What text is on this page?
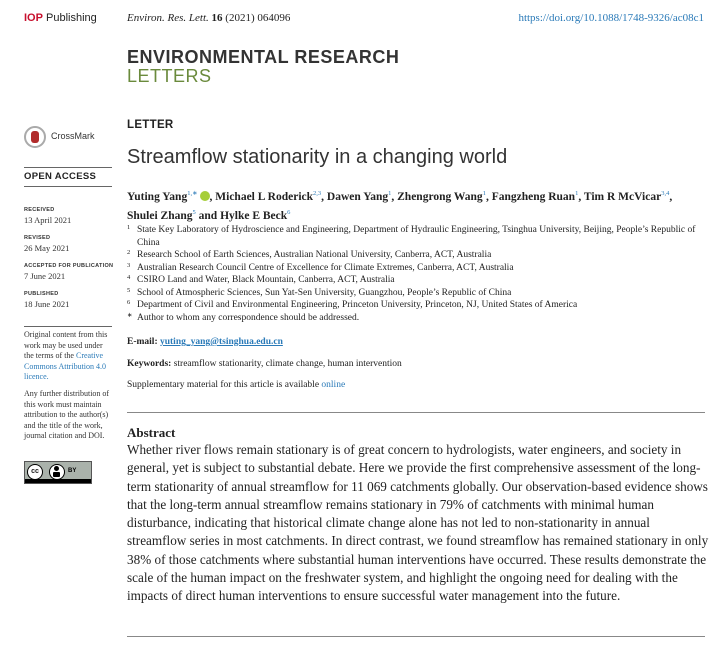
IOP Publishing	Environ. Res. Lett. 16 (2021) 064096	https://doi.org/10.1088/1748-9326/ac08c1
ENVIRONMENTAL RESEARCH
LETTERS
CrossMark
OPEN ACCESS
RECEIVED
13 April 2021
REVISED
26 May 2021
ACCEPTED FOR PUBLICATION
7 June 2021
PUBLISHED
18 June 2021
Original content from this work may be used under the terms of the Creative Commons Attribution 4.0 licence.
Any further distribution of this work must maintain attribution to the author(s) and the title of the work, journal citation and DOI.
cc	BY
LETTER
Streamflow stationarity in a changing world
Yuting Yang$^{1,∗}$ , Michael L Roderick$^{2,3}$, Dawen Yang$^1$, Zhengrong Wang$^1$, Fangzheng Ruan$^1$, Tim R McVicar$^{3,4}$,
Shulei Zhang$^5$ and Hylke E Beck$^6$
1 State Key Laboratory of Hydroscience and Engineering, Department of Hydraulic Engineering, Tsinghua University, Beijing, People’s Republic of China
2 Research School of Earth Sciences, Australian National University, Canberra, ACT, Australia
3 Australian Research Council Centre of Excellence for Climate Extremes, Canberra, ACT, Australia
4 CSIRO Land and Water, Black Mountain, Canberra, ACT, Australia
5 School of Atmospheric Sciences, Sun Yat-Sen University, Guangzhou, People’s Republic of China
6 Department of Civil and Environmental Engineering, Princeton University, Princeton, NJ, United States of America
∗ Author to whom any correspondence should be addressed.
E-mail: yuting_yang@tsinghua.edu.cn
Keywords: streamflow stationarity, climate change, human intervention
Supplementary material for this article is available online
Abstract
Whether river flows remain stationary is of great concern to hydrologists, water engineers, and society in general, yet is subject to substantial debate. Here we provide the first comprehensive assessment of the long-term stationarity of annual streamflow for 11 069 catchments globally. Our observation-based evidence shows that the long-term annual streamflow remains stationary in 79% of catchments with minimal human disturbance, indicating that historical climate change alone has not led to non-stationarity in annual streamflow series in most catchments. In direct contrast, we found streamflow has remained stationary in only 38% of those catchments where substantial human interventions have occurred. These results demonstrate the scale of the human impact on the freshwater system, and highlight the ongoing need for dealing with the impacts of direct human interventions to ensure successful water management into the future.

* * *

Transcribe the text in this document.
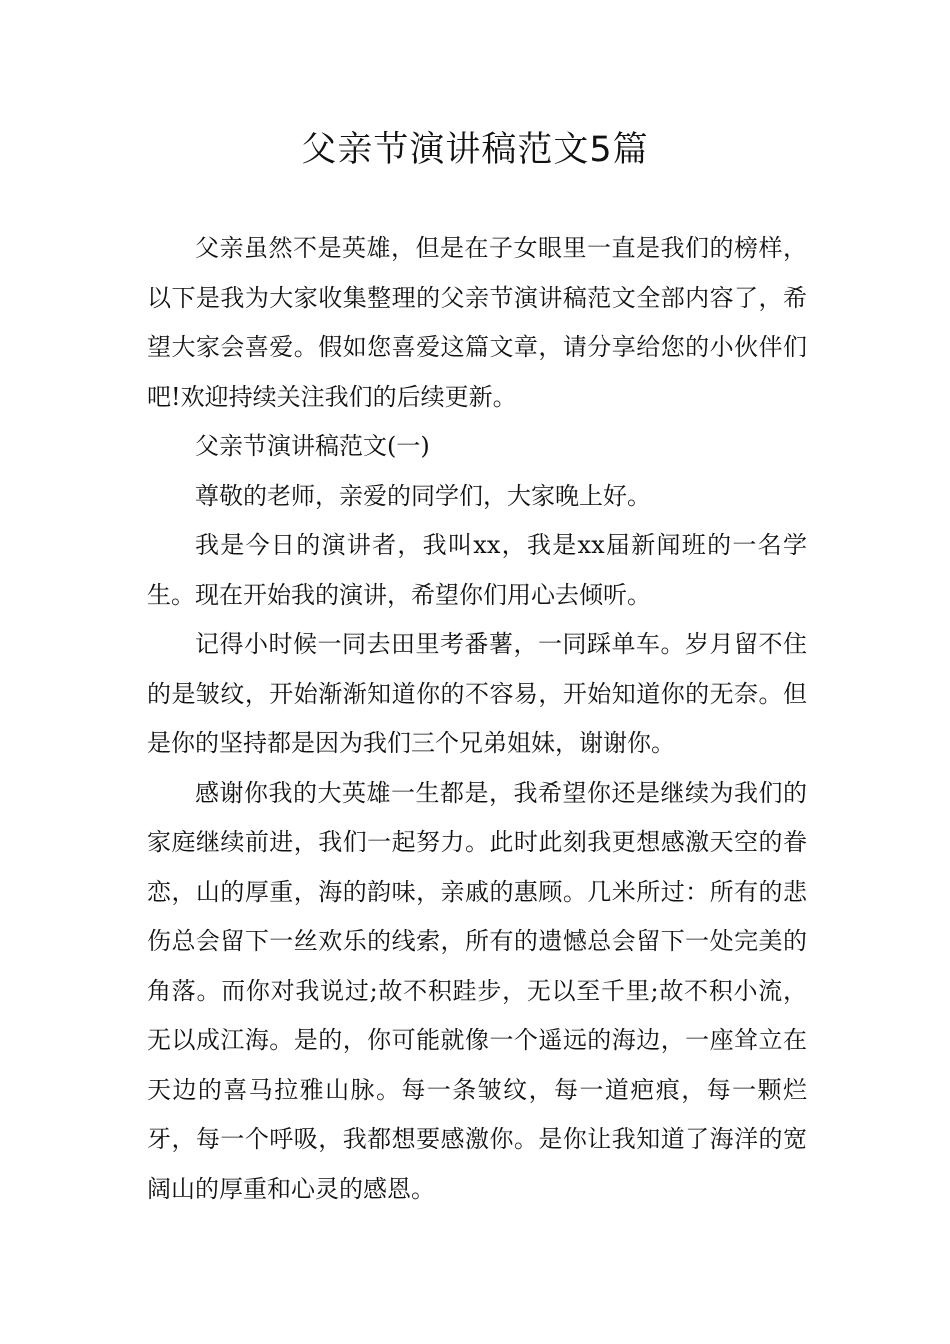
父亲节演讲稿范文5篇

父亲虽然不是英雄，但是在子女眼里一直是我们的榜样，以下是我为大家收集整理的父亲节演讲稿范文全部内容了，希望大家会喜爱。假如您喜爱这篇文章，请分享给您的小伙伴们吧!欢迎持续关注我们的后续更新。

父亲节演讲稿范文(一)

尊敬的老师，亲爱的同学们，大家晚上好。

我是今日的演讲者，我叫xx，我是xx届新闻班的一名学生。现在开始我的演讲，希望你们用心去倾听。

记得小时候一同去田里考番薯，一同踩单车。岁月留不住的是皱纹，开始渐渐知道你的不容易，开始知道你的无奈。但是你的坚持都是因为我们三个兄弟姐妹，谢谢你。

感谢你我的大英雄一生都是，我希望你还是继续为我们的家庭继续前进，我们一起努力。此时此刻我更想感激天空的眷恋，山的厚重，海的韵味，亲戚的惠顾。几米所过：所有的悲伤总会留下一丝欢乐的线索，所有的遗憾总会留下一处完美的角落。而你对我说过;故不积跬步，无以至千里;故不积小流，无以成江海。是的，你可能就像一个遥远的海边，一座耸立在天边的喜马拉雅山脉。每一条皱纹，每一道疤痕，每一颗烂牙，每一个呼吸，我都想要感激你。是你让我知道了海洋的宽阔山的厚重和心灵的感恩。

REQUEST
Copy each line holding the word "human" from the listing above.

WRITTEN ANSWER
Keywords: streamflow stationarity, climate change, human intervention
Whether river flows remain stationary is of great concern to hydrologists, water engineers, and society in general, yet is subject to substantial debate. Here we provide the first comprehensive assessment of the long-term stationarity of annual streamflow for 11 069 catchments globally. Our observation-based evidence shows that the long-term annual streamflow remains stationary in 79% of catchments with minimal human disturbance, indicating that historical climate change alone has not led to non-stationarity in annual streamflow series in most catchments. In direct contrast, we found streamflow has remained stationary in only 38% of those catchments where substantial human interventions have occurred. These results demonstrate the scale of the human impact on the freshwater system, and highlight the ongoing need for dealing with the impacts of direct human interventions to ensure successful water management into the future.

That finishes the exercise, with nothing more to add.